### Given instruction
Using the entries that follow, state how many lines contain the word "title". The response is that number and nothing more.

### Data in this exercise
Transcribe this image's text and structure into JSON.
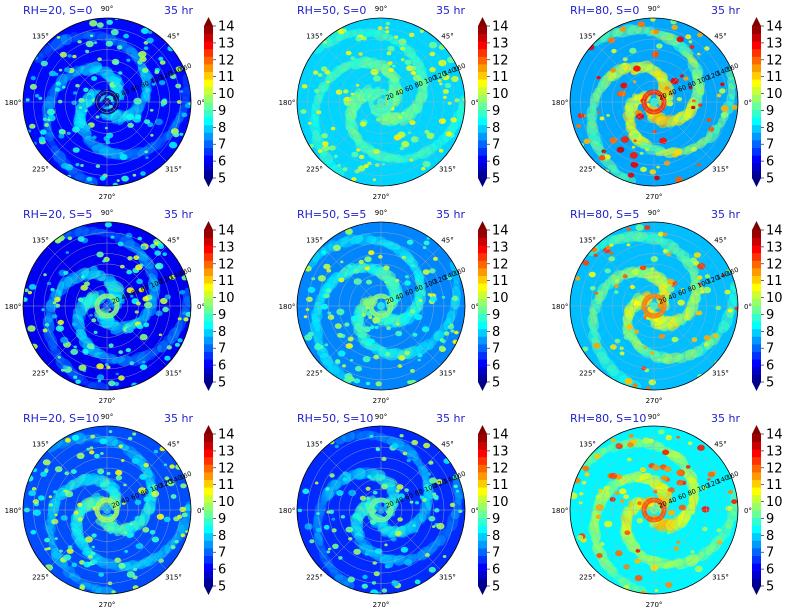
{
  "figure": {
    "time_label": "35 hr"
  },
  "chart_data": [
    {
      "type": "heatmap",
      "projection": "polar",
      "title": "RH=20, S=0",
      "time": "35 hr",
      "row": 0,
      "col": 0,
      "radial_ticks": [
        20,
        40,
        60,
        80,
        100,
        120,
        140,
        160
      ],
      "angle_ticks": [
        "0°",
        "45°",
        "90°",
        "135°",
        "180°",
        "225°",
        "270°",
        "315°"
      ],
      "colorbar_ticks": [
        5,
        6,
        7,
        8,
        9,
        10,
        11,
        12,
        13,
        14
      ],
      "colorbar_range": [
        5,
        14
      ],
      "colormap": "jet",
      "background_level": 6.2,
      "center_level": 5.2,
      "peak_level": 10.0,
      "cell_density": 0.55
    },
    {
      "type": "heatmap",
      "projection": "polar",
      "title": "RH=50, S=0",
      "time": "35 hr",
      "row": 0,
      "col": 1,
      "radial_ticks": [
        20,
        40,
        60,
        80,
        100,
        120,
        140,
        160
      ],
      "angle_ticks": [
        "0°",
        "45°",
        "90°",
        "135°",
        "180°",
        "225°",
        "270°",
        "315°"
      ],
      "colorbar_ticks": [
        5,
        6,
        7,
        8,
        9,
        10,
        11,
        12,
        13,
        14
      ],
      "colorbar_range": [
        5,
        14
      ],
      "colormap": "jet",
      "background_level": 8.0,
      "center_level": 8.8,
      "peak_level": 10.8,
      "cell_density": 0.45
    },
    {
      "type": "heatmap",
      "projection": "polar",
      "title": "RH=80, S=0",
      "time": "35 hr",
      "row": 0,
      "col": 2,
      "radial_ticks": [
        20,
        40,
        60,
        80,
        100,
        120,
        140,
        160
      ],
      "angle_ticks": [
        "0°",
        "45°",
        "90°",
        "135°",
        "180°",
        "225°",
        "270°",
        "315°"
      ],
      "colorbar_ticks": [
        5,
        6,
        7,
        8,
        9,
        10,
        11,
        12,
        13,
        14
      ],
      "colorbar_range": [
        5,
        14
      ],
      "colormap": "jet",
      "background_level": 7.6,
      "center_level": 12.5,
      "peak_level": 13.5,
      "cell_density": 0.35
    },
    {
      "type": "heatmap",
      "projection": "polar",
      "title": "RH=20, S=5",
      "time": "35 hr",
      "row": 1,
      "col": 0,
      "radial_ticks": [
        20,
        40,
        60,
        80,
        100,
        120,
        140,
        160
      ],
      "angle_ticks": [
        "0°",
        "45°",
        "90°",
        "135°",
        "180°",
        "225°",
        "270°",
        "315°"
      ],
      "colorbar_ticks": [
        5,
        6,
        7,
        8,
        9,
        10,
        11,
        12,
        13,
        14
      ],
      "colorbar_range": [
        5,
        14
      ],
      "colormap": "jet",
      "background_level": 6.0,
      "center_level": 9.5,
      "peak_level": 10.5,
      "cell_density": 0.5
    },
    {
      "type": "heatmap",
      "projection": "polar",
      "title": "RH=50, S=5",
      "time": "35 hr",
      "row": 1,
      "col": 1,
      "radial_ticks": [
        20,
        40,
        60,
        80,
        100,
        120,
        140,
        160
      ],
      "angle_ticks": [
        "0°",
        "45°",
        "90°",
        "135°",
        "180°",
        "225°",
        "270°",
        "315°"
      ],
      "colorbar_ticks": [
        5,
        6,
        7,
        8,
        9,
        10,
        11,
        12,
        13,
        14
      ],
      "colorbar_range": [
        5,
        14
      ],
      "colormap": "jet",
      "background_level": 7.3,
      "center_level": 9.5,
      "peak_level": 10.6,
      "cell_density": 0.45
    },
    {
      "type": "heatmap",
      "projection": "polar",
      "title": "RH=80, S=5",
      "time": "35 hr",
      "row": 1,
      "col": 2,
      "radial_ticks": [
        20,
        40,
        60,
        80,
        100,
        120,
        140,
        160
      ],
      "angle_ticks": [
        "0°",
        "45°",
        "90°",
        "135°",
        "180°",
        "225°",
        "270°",
        "315°"
      ],
      "colorbar_ticks": [
        5,
        6,
        7,
        8,
        9,
        10,
        11,
        12,
        13,
        14
      ],
      "colorbar_range": [
        5,
        14
      ],
      "colormap": "jet",
      "background_level": 7.8,
      "center_level": 11.8,
      "peak_level": 12.5,
      "cell_density": 0.35
    },
    {
      "type": "heatmap",
      "projection": "polar",
      "title": "RH=20, S=10",
      "time": "35 hr",
      "row": 2,
      "col": 0,
      "radial_ticks": [
        20,
        40,
        60,
        80,
        100,
        120,
        140,
        160
      ],
      "angle_ticks": [
        "0°",
        "45°",
        "90°",
        "135°",
        "180°",
        "225°",
        "270°",
        "315°"
      ],
      "colorbar_ticks": [
        5,
        6,
        7,
        8,
        9,
        10,
        11,
        12,
        13,
        14
      ],
      "colorbar_range": [
        5,
        14
      ],
      "colormap": "jet",
      "background_level": 6.8,
      "center_level": 9.8,
      "peak_level": 10.6,
      "cell_density": 0.5
    },
    {
      "type": "heatmap",
      "projection": "polar",
      "title": "RH=50, S=10",
      "time": "35 hr",
      "row": 2,
      "col": 1,
      "radial_ticks": [
        20,
        40,
        60,
        80,
        100,
        120,
        140,
        160
      ],
      "angle_ticks": [
        "0°",
        "45°",
        "90°",
        "135°",
        "180°",
        "225°",
        "270°",
        "315°"
      ],
      "colorbar_ticks": [
        5,
        6,
        7,
        8,
        9,
        10,
        11,
        12,
        13,
        14
      ],
      "colorbar_range": [
        5,
        14
      ],
      "colormap": "jet",
      "background_level": 6.5,
      "center_level": 9.2,
      "peak_level": 10.2,
      "cell_density": 0.4
    },
    {
      "type": "heatmap",
      "projection": "polar",
      "title": "RH=80, S=10",
      "time": "35 hr",
      "row": 2,
      "col": 2,
      "radial_ticks": [
        20,
        40,
        60,
        80,
        100,
        120,
        140,
        160
      ],
      "angle_ticks": [
        "0°",
        "45°",
        "90°",
        "135°",
        "180°",
        "225°",
        "270°",
        "315°"
      ],
      "colorbar_ticks": [
        5,
        6,
        7,
        8,
        9,
        10,
        11,
        12,
        13,
        14
      ],
      "colorbar_range": [
        5,
        14
      ],
      "colormap": "jet",
      "background_level": 8.3,
      "center_level": 12.2,
      "peak_level": 12.8,
      "cell_density": 0.35
    }
  ]
}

### Finished exercise
9